Count the lines in the data below that contain the string "marker". Reply with the number alone.

┄┄┄┄┄┄┄┄┄┄

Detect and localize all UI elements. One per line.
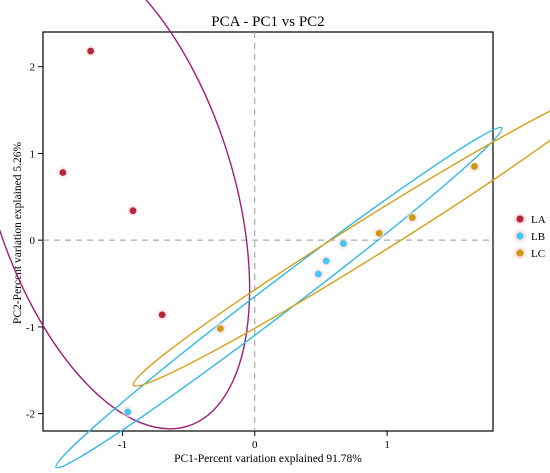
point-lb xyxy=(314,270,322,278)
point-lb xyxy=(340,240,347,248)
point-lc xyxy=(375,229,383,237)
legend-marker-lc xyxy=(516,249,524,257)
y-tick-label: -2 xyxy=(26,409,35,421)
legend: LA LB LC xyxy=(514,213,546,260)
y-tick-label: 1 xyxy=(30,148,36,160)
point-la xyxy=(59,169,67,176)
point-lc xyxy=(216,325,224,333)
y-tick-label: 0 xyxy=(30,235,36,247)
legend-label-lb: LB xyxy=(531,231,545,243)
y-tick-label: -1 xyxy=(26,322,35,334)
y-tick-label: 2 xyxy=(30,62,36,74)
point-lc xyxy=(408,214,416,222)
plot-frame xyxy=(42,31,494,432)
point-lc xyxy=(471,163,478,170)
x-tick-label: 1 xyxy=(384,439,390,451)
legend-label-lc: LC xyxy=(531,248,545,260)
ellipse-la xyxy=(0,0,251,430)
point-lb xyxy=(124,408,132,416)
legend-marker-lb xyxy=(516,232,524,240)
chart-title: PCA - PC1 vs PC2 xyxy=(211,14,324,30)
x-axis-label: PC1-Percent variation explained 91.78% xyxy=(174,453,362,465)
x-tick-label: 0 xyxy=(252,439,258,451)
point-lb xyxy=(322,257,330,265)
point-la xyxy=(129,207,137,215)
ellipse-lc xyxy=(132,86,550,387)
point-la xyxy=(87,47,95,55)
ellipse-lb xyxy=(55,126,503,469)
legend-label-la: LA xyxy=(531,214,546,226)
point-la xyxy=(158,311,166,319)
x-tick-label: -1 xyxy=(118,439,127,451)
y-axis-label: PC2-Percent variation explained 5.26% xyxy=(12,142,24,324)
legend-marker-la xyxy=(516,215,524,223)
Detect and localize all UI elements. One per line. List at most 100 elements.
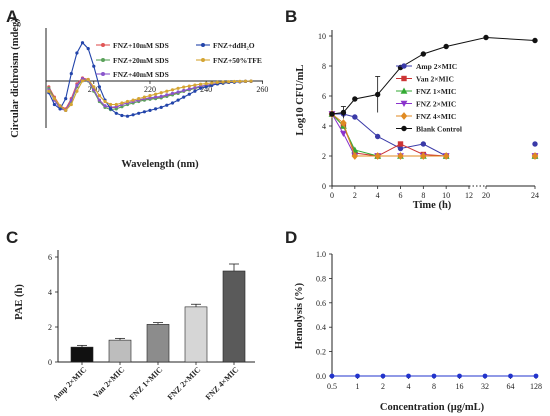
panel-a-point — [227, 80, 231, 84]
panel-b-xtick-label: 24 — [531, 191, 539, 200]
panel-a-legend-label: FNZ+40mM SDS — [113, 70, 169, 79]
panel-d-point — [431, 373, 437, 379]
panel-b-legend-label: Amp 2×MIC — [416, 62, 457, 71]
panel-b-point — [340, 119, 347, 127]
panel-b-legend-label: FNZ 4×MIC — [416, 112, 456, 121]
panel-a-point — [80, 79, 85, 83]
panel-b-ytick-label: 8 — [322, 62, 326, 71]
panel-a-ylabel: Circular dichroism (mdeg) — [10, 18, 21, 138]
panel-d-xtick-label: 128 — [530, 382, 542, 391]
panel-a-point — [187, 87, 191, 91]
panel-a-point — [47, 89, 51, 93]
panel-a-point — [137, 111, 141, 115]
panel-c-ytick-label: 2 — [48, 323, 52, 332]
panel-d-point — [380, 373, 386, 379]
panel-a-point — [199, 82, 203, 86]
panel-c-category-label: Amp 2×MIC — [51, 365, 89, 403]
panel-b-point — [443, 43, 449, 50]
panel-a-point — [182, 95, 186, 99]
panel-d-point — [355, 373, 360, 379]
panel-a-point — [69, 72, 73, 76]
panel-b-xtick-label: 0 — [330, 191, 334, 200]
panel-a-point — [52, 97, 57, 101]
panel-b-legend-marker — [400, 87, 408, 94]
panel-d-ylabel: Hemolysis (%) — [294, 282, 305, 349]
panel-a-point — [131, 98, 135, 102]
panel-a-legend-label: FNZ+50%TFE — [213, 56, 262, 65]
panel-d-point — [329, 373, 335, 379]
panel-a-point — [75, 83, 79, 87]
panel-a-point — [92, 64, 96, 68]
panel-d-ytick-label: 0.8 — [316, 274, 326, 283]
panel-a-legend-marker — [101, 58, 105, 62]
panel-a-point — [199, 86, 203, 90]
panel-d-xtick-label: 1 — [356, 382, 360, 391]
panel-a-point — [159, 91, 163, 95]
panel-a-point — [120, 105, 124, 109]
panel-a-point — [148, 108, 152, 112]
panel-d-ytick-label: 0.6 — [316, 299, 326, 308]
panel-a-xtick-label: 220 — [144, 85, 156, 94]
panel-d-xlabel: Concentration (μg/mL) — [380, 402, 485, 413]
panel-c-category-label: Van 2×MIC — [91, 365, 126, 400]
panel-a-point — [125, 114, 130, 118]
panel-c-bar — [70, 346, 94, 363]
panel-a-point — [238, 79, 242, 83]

┄┄┄┄┄┄┄┄┄┄

* _Solution_
5